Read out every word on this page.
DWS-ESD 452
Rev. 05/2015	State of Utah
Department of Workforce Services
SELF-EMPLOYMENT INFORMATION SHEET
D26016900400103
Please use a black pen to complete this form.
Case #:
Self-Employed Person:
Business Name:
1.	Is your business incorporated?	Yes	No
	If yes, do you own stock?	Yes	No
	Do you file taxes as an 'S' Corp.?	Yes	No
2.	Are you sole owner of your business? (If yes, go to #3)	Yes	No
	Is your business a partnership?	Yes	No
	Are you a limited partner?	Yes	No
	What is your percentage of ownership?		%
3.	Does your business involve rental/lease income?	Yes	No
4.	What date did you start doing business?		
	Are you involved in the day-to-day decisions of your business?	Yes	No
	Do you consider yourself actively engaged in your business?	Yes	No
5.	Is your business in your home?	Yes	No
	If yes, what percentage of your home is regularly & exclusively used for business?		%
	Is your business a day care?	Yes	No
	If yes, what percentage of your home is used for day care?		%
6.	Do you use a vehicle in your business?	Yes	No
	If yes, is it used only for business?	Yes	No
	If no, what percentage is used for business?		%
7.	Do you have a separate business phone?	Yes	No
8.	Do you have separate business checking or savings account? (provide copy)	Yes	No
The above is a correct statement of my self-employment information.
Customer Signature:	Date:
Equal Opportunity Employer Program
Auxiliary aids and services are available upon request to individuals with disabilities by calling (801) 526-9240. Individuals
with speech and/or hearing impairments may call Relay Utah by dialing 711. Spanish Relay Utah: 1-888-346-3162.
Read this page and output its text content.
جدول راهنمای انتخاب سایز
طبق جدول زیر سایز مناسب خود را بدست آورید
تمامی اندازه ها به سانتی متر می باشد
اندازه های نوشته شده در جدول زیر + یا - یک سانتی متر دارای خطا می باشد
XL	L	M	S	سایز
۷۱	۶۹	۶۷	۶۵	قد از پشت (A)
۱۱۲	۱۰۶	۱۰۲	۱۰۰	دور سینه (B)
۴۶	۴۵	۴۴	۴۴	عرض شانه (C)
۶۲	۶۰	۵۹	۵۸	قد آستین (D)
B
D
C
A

────

*The exercise*
Filter the listing above by the word "have"; copy each line that passes.

*Finished exercise*
7.	Do you have a separate business phone?	Yes	No
8.	Do you have separate business checking or savings account? (provide copy)	Yes	No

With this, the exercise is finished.